━━ STORED RECORDS
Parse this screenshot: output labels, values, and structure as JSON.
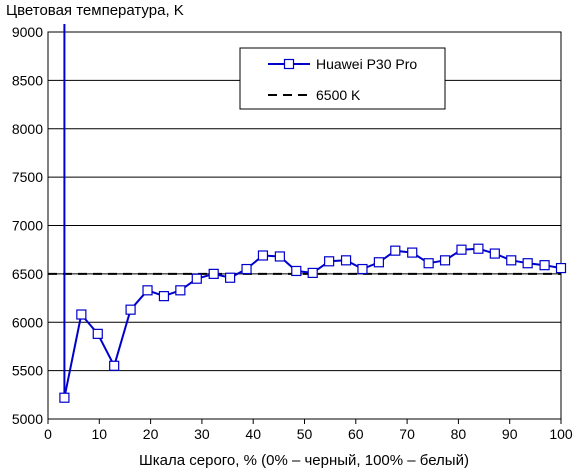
{
  "chart_data": {
    "type": "line",
    "title": "Цветовая температура, K",
    "xlabel": "Шкала серого, % (0% – черный, 100% – белый)",
    "ylabel": "",
    "xlim": [
      0,
      100
    ],
    "ylim": [
      5000,
      9000
    ],
    "xticks": [
      "0",
      "10",
      "20",
      "30",
      "40",
      "50",
      "60",
      "70",
      "80",
      "90",
      "100"
    ],
    "yticks": [
      "9000",
      "8500",
      "8000",
      "7500",
      "7000",
      "6500",
      "6000",
      "5500",
      "5000"
    ],
    "grid": "horizontal",
    "legend_position": "top-right",
    "series": [
      {
        "name": "Huawei P30 Pro",
        "color": "#0000cc",
        "marker": "square",
        "x": [
          3.2,
          6.5,
          9.7,
          12.9,
          16.1,
          19.4,
          22.6,
          25.8,
          29.0,
          32.3,
          35.5,
          38.7,
          41.9,
          45.2,
          48.4,
          51.6,
          54.8,
          58.1,
          61.3,
          64.5,
          67.7,
          71.0,
          74.2,
          77.4,
          80.6,
          83.9,
          87.1,
          90.3,
          93.5,
          96.8,
          100
        ],
        "values": [
          5220,
          6080,
          5880,
          5550,
          6130,
          6330,
          6270,
          6330,
          6450,
          6500,
          6460,
          6550,
          6690,
          6680,
          6530,
          6510,
          6630,
          6640,
          6550,
          6620,
          6740,
          6720,
          6610,
          6640,
          6750,
          6760,
          6710,
          6640,
          6610,
          6590,
          6560
        ],
        "spike_line_x": 3.2
      },
      {
        "name": "6500 K",
        "color": "#000000",
        "style": "dashed",
        "x": [
          0,
          100
        ],
        "values": [
          6500,
          6500
        ]
      }
    ]
  }
}
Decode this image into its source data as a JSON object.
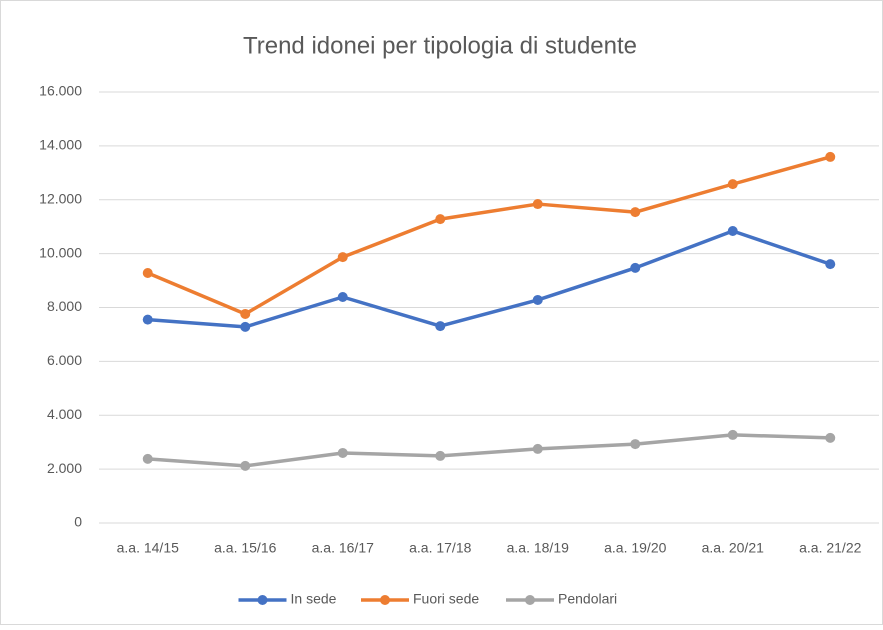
{
  "chart_data": {
    "type": "line",
    "title": "Trend idonei per tipologia di studente",
    "categories": [
      "a.a. 14/15",
      "a.a. 15/16",
      "a.a. 16/17",
      "a.a. 17/18",
      "a.a. 18/19",
      "a.a. 19/20",
      "a.a. 20/21",
      "a.a. 21/22"
    ],
    "series": [
      {
        "name": "In sede",
        "color": "#4472c4",
        "values": [
          7550,
          7280,
          8390,
          7310,
          8280,
          9470,
          10840,
          9610
        ]
      },
      {
        "name": "Fuori sede",
        "color": "#ed7d31",
        "values": [
          9280,
          7760,
          9870,
          11280,
          11840,
          11540,
          12580,
          13590
        ]
      },
      {
        "name": "Pendolari",
        "color": "#a5a5a5",
        "values": [
          2380,
          2120,
          2600,
          2490,
          2750,
          2930,
          3270,
          3160
        ]
      }
    ],
    "ylim": [
      0,
      16000
    ],
    "yticks": [
      0,
      {
        "value": 2000,
        "label": "2.000"
      },
      {
        "value": 4000,
        "label": "4.000"
      },
      {
        "value": 6000,
        "label": "6.000"
      },
      {
        "value": 8000,
        "label": "8.000"
      },
      {
        "value": 10000,
        "label": "10.000"
      },
      {
        "value": 12000,
        "label": "12.000"
      },
      {
        "value": 14000,
        "label": "14.000"
      },
      {
        "value": 16000,
        "label": "16.000"
      }
    ],
    "grid": true,
    "legend": "bottom"
  }
}
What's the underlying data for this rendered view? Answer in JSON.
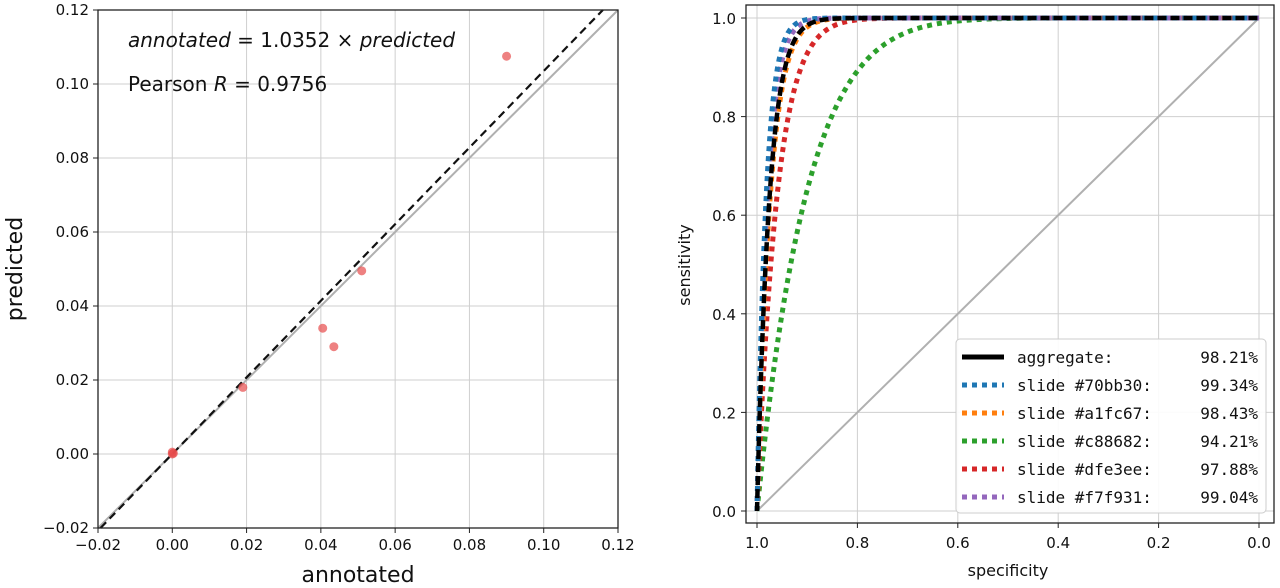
{
  "chart_data": [
    {
      "type": "scatter",
      "xlabel": "annotated",
      "ylabel": "predicted",
      "xlim": [
        -0.02,
        0.12
      ],
      "ylim": [
        -0.02,
        0.12
      ],
      "xticks": [
        "−0.02",
        "0.00",
        "0.02",
        "0.04",
        "0.06",
        "0.08",
        "0.10",
        "0.12"
      ],
      "yticks": [
        "−0.02",
        "0.00",
        "0.02",
        "0.04",
        "0.06",
        "0.08",
        "0.10",
        "0.12"
      ],
      "grid": true,
      "annotation_fit": {
        "lhs": "annotated",
        "eq": " = 1.0352 × ",
        "rhs": "predicted"
      },
      "annotation_r": {
        "pre": "Pearson ",
        "var": "R",
        "post": " = 0.9756"
      },
      "fit_slope": 1.0352,
      "points": [
        {
          "x": 0.0,
          "y": 0.0
        },
        {
          "x": 0.0,
          "y": 0.0005
        },
        {
          "x": 0.0003,
          "y": 0.0002
        },
        {
          "x": 0.019,
          "y": 0.018
        },
        {
          "x": 0.0405,
          "y": 0.034
        },
        {
          "x": 0.0435,
          "y": 0.029
        },
        {
          "x": 0.051,
          "y": 0.0495
        },
        {
          "x": 0.09,
          "y": 0.1075
        }
      ],
      "point_color": "#e74c4c",
      "identity_line_color": "#b0b0b0",
      "fit_line_color": "#111111"
    },
    {
      "type": "line",
      "xlabel": "specificity",
      "ylabel": "sensitivity",
      "xlim": [
        1.0,
        0.0
      ],
      "ylim": [
        0.0,
        1.0
      ],
      "xticks": [
        "1.0",
        "0.8",
        "0.6",
        "0.4",
        "0.2",
        "0.0"
      ],
      "yticks": [
        "0.0",
        "0.2",
        "0.4",
        "0.6",
        "0.8",
        "1.0"
      ],
      "grid": true,
      "legend_position": "bottom-right",
      "series": [
        {
          "name": "aggregate:",
          "auc": "98.21%",
          "color": "#000000",
          "style": "solid",
          "k": 40
        },
        {
          "name": "slide #70bb30:",
          "auc": "99.34%",
          "color": "#1f77b4",
          "style": "dotted",
          "k": 55
        },
        {
          "name": "slide #a1fc67:",
          "auc": "98.43%",
          "color": "#ff7f0e",
          "style": "dotted",
          "k": 38
        },
        {
          "name": "slide #c88682:",
          "auc": "94.21%",
          "color": "#2ca02c",
          "style": "dotted",
          "k": 10
        },
        {
          "name": "slide #dfe3ee:",
          "auc": "97.88%",
          "color": "#d62728",
          "style": "dotted",
          "k": 25
        },
        {
          "name": "slide #f7f931:",
          "auc": "99.04%",
          "color": "#9467bd",
          "style": "dotted",
          "k": 48
        }
      ]
    }
  ]
}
━━━━
:: EXERCISE PROMPT ::
Write the material out again exactly as it appears, dropping the pictures.

:: RESPONSE FOR THIS EXERCISE ::
Parse this screenshot: output labels, values, and structure as JSON.
{
  "chart_data": {
    "type": "line",
    "title": "Цветовая температура, K",
    "xlabel": "Шкала серого, % (0% – черный, 100% – белый)",
    "ylabel": "",
    "xlim": [
      0,
      100
    ],
    "ylim": [
      5000,
      9000
    ],
    "xticks": [
      "0",
      "10",
      "20",
      "30",
      "40",
      "50",
      "60",
      "70",
      "80",
      "90",
      "100"
    ],
    "yticks": [
      "9000",
      "8500",
      "8000",
      "7500",
      "7000",
      "6500",
      "6000",
      "5500",
      "5000"
    ],
    "grid": "horizontal",
    "legend_position": "top-right",
    "series": [
      {
        "name": "Huawei P30 Pro",
        "color": "#0000cc",
        "marker": "square",
        "x": [
          3.2,
          6.5,
          9.7,
          12.9,
          16.1,
          19.4,
          22.6,
          25.8,
          29.0,
          32.3,
          35.5,
          38.7,
          41.9,
          45.2,
          48.4,
          51.6,
          54.8,
          58.1,
          61.3,
          64.5,
          67.7,
          71.0,
          74.2,
          77.4,
          80.6,
          83.9,
          87.1,
          90.3,
          93.5,
          96.8,
          100
        ],
        "values": [
          5220,
          6080,
          5880,
          5550,
          6130,
          6330,
          6270,
          6330,
          6450,
          6500,
          6460,
          6550,
          6690,
          6680,
          6530,
          6510,
          6630,
          6640,
          6550,
          6620,
          6740,
          6720,
          6610,
          6640,
          6750,
          6760,
          6710,
          6640,
          6610,
          6590,
          6560
        ],
        "spike_line_x": 3.2
      },
      {
        "name": "6500 K",
        "color": "#000000",
        "style": "dashed",
        "x": [
          0,
          100
        ],
        "values": [
          6500,
          6500
        ]
      }
    ]
  }
}
Decode this image into its source data as a JSON object.
{
  "chart_data": {
    "type": "line",
    "title": "Trend idonei per tipologia di studente",
    "categories": [
      "a.a. 14/15",
      "a.a. 15/16",
      "a.a. 16/17",
      "a.a. 17/18",
      "a.a. 18/19",
      "a.a. 19/20",
      "a.a. 20/21",
      "a.a. 21/22"
    ],
    "series": [
      {
        "name": "In sede",
        "color": "#4472c4",
        "values": [
          7550,
          7280,
          8390,
          7310,
          8280,
          9470,
          10840,
          9610
        ]
      },
      {
        "name": "Fuori sede",
        "color": "#ed7d31",
        "values": [
          9280,
          7760,
          9870,
          11280,
          11840,
          11540,
          12580,
          13590
        ]
      },
      {
        "name": "Pendolari",
        "color": "#a5a5a5",
        "values": [
          2380,
          2120,
          2600,
          2490,
          2750,
          2930,
          3270,
          3160
        ]
      }
    ],
    "ylim": [
      0,
      16000
    ],
    "yticks": [
      0,
      {
        "value": 2000,
        "label": "2.000"
      },
      {
        "value": 4000,
        "label": "4.000"
      },
      {
        "value": 6000,
        "label": "6.000"
      },
      {
        "value": 8000,
        "label": "8.000"
      },
      {
        "value": 10000,
        "label": "10.000"
      },
      {
        "value": 12000,
        "label": "12.000"
      },
      {
        "value": 14000,
        "label": "14.000"
      },
      {
        "value": 16000,
        "label": "16.000"
      }
    ],
    "grid": true,
    "legend": "bottom"
  }
}
What's the underlying data for this rendered view? Answer in JSON.
{
  "chart_data": [
    {
      "type": "scatter",
      "xlabel": "annotated",
      "ylabel": "predicted",
      "xlim": [
        -0.02,
        0.12
      ],
      "ylim": [
        -0.02,
        0.12
      ],
      "xticks": [
        "−0.02",
        "0.00",
        "0.02",
        "0.04",
        "0.06",
        "0.08",
        "0.10",
        "0.12"
      ],
      "yticks": [
        "−0.02",
        "0.00",
        "0.02",
        "0.04",
        "0.06",
        "0.08",
        "0.10",
        "0.12"
      ],
      "grid": true,
      "annotation_fit": {
        "lhs": "annotated",
        "eq": " = 1.0352 × ",
        "rhs": "predicted"
      },
      "annotation_r": {
        "pre": "Pearson ",
        "var": "R",
        "post": " = 0.9756"
      },
      "fit_slope": 1.0352,
      "points": [
        {
          "x": 0.0,
          "y": 0.0
        },
        {
          "x": 0.0,
          "y": 0.0005
        },
        {
          "x": 0.0003,
          "y": 0.0002
        },
        {
          "x": 0.019,
          "y": 0.018
        },
        {
          "x": 0.0405,
          "y": 0.034
        },
        {
          "x": 0.0435,
          "y": 0.029
        },
        {
          "x": 0.051,
          "y": 0.0495
        },
        {
          "x": 0.09,
          "y": 0.1075
        }
      ],
      "point_color": "#e74c4c",
      "identity_line_color": "#b0b0b0",
      "fit_line_color": "#111111"
    },
    {
      "type": "line",
      "xlabel": "specificity",
      "ylabel": "sensitivity",
      "xlim": [
        1.0,
        0.0
      ],
      "ylim": [
        0.0,
        1.0
      ],
      "xticks": [
        "1.0",
        "0.8",
        "0.6",
        "0.4",
        "0.2",
        "0.0"
      ],
      "yticks": [
        "0.0",
        "0.2",
        "0.4",
        "0.6",
        "0.8",
        "1.0"
      ],
      "grid": true,
      "legend_position": "bottom-right",
      "series": [
        {
          "name": "aggregate:",
          "auc": "98.21%",
          "color": "#000000",
          "style": "solid",
          "k": 40
        },
        {
          "name": "slide #70bb30:",
          "auc": "99.34%",
          "color": "#1f77b4",
          "style": "dotted",
          "k": 55
        },
        {
          "name": "slide #a1fc67:",
          "auc": "98.43%",
          "color": "#ff7f0e",
          "style": "dotted",
          "k": 38
        },
        {
          "name": "slide #c88682:",
          "auc": "94.21%",
          "color": "#2ca02c",
          "style": "dotted",
          "k": 10
        },
        {
          "name": "slide #dfe3ee:",
          "auc": "97.88%",
          "color": "#d62728",
          "style": "dotted",
          "k": 25
        },
        {
          "name": "slide #f7f931:",
          "auc": "99.04%",
          "color": "#9467bd",
          "style": "dotted",
          "k": 48
        }
      ]
    }
  ]
}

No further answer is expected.